§ GOAL: Find the string "this" in the entries and copy each line that has it.

§ SUPPLIED INFORMATION:
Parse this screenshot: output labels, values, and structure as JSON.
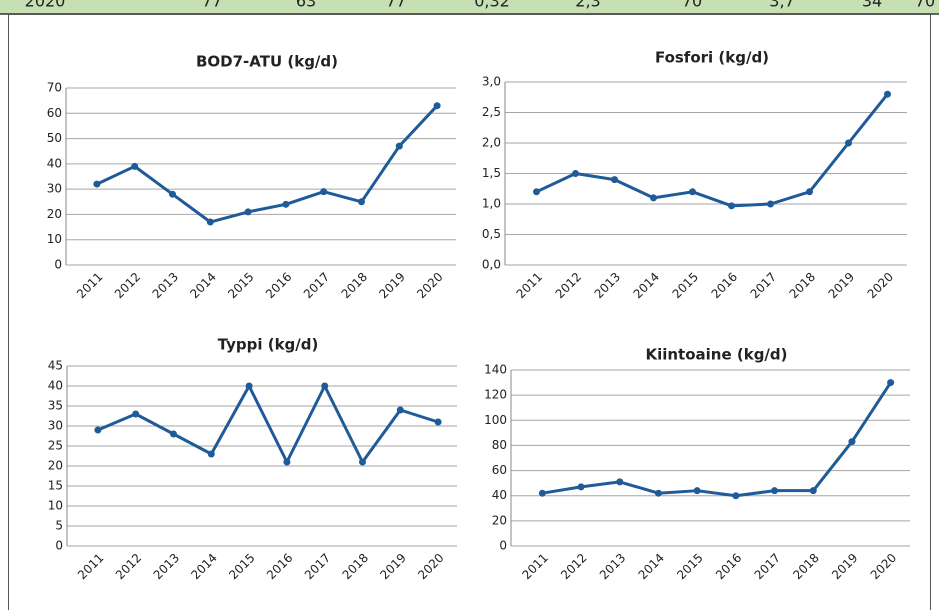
{
  "header_row": {
    "cells": [
      "2020",
      "77",
      "63",
      "77",
      "0,32",
      "2,3",
      "70",
      "3,7",
      "34",
      "70"
    ]
  },
  "chart_data": [
    {
      "type": "line",
      "title": "BOD7-ATU (kg/d)",
      "color": "#1f5a99",
      "grid": true,
      "categories": [
        "2011",
        "2012",
        "2013",
        "2014",
        "2015",
        "2016",
        "2017",
        "2018",
        "2019",
        "2020"
      ],
      "values": [
        32,
        39,
        28,
        17,
        21,
        24,
        29,
        25,
        47,
        63
      ],
      "ylim": [
        0,
        70
      ],
      "yticks": [
        0,
        10,
        20,
        30,
        40,
        50,
        60,
        70
      ]
    },
    {
      "type": "line",
      "title": "Fosfori (kg/d)",
      "color": "#1f5a99",
      "grid": true,
      "categories": [
        "2011",
        "2012",
        "2013",
        "2014",
        "2015",
        "2016",
        "2017",
        "2018",
        "2019",
        "2020"
      ],
      "values": [
        1.2,
        1.5,
        1.4,
        1.1,
        1.2,
        0.97,
        1.0,
        1.2,
        2.0,
        2.8
      ],
      "ylim": [
        0,
        3
      ],
      "yticks": [
        {
          "value": 0,
          "label": "0,0"
        },
        {
          "value": 0.5,
          "label": "0,5"
        },
        {
          "value": 1,
          "label": "1,0"
        },
        {
          "value": 1.5,
          "label": "1,5"
        },
        {
          "value": 2,
          "label": "2,0"
        },
        {
          "value": 2.5,
          "label": "2,5"
        },
        {
          "value": 3,
          "label": "3,0"
        }
      ]
    },
    {
      "type": "line",
      "title": "Typpi (kg/d)",
      "color": "#1f5a99",
      "grid": true,
      "categories": [
        "2011",
        "2012",
        "2013",
        "2014",
        "2015",
        "2016",
        "2017",
        "2018",
        "2019",
        "2020"
      ],
      "values": [
        29,
        33,
        28,
        23,
        40,
        21,
        40,
        21,
        34,
        31
      ],
      "ylim": [
        0,
        45
      ],
      "yticks": [
        0,
        5,
        10,
        15,
        20,
        25,
        30,
        35,
        40,
        45
      ]
    },
    {
      "type": "line",
      "title": "Kiintoaine (kg/d)",
      "color": "#1f5a99",
      "grid": true,
      "categories": [
        "2011",
        "2012",
        "2013",
        "2014",
        "2015",
        "2016",
        "2017",
        "2018",
        "2019",
        "2020"
      ],
      "values": [
        42,
        47,
        51,
        42,
        44,
        40,
        44,
        44,
        83,
        130
      ],
      "ylim": [
        0,
        140
      ],
      "yticks": [
        0,
        20,
        40,
        60,
        80,
        100,
        120,
        140
      ]
    }
  ]
}
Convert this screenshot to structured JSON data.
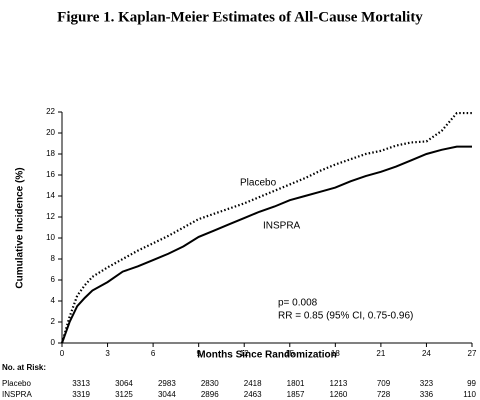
{
  "chart_data": {
    "type": "line",
    "title": "Figure 1.  Kaplan-Meier Estimates of All-Cause Mortality",
    "x_label": "Months Since Randomization",
    "y_label": "Cumulative Incidence (%)",
    "x": [
      0,
      0.5,
      1,
      1.5,
      2,
      3,
      4,
      5,
      6,
      7,
      8,
      9,
      10,
      11,
      12,
      13,
      14,
      15,
      16,
      17,
      18,
      19,
      20,
      21,
      22,
      23,
      24,
      25,
      26,
      27
    ],
    "series": [
      {
        "name": "Placebo",
        "color": "#000000",
        "style": "dotted",
        "values": [
          0,
          2.5,
          4.5,
          5.5,
          6.3,
          7.2,
          8,
          8.8,
          9.5,
          10.2,
          11,
          11.8,
          12.3,
          12.8,
          13.3,
          13.9,
          14.5,
          15.1,
          15.7,
          16.4,
          17,
          17.5,
          18,
          18.3,
          18.8,
          19.1,
          19.2,
          20.2,
          21.9,
          21.9
        ]
      },
      {
        "name": "INSPRA",
        "color": "#000000",
        "style": "solid",
        "values": [
          0,
          2,
          3.5,
          4.3,
          5,
          5.8,
          6.8,
          7.3,
          7.9,
          8.5,
          9.2,
          10.1,
          10.7,
          11.3,
          11.9,
          12.5,
          13,
          13.6,
          14,
          14.4,
          14.8,
          15.4,
          15.9,
          16.3,
          16.8,
          17.4,
          18,
          18.4,
          18.7,
          18.7
        ]
      }
    ],
    "xlim": [
      0,
      27
    ],
    "xticks": [
      0,
      3,
      6,
      9,
      12,
      15,
      18,
      21,
      24,
      27
    ],
    "ylim": [
      0,
      22
    ],
    "yticks": [
      0,
      2,
      4,
      6,
      8,
      10,
      12,
      14,
      16,
      18,
      20,
      22
    ],
    "annotations": [
      "p= 0.008",
      "RR = 0.85 (95% CI, 0.75-0.96)"
    ],
    "at_risk": {
      "title": "No. at Risk:",
      "rows": [
        {
          "name": "Placebo",
          "values": [
            3313,
            3064,
            2983,
            2830,
            2418,
            1801,
            1213,
            709,
            323,
            99
          ]
        },
        {
          "name": "INSPRA",
          "values": [
            3319,
            3125,
            3044,
            2896,
            2463,
            1857,
            1260,
            728,
            336,
            110
          ]
        }
      ]
    }
  }
}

§ ANSWER FOR THE TASK:
Parse this screenshot: output labels, values, and structure as JSON.
Convert this screenshot to structured JSON data.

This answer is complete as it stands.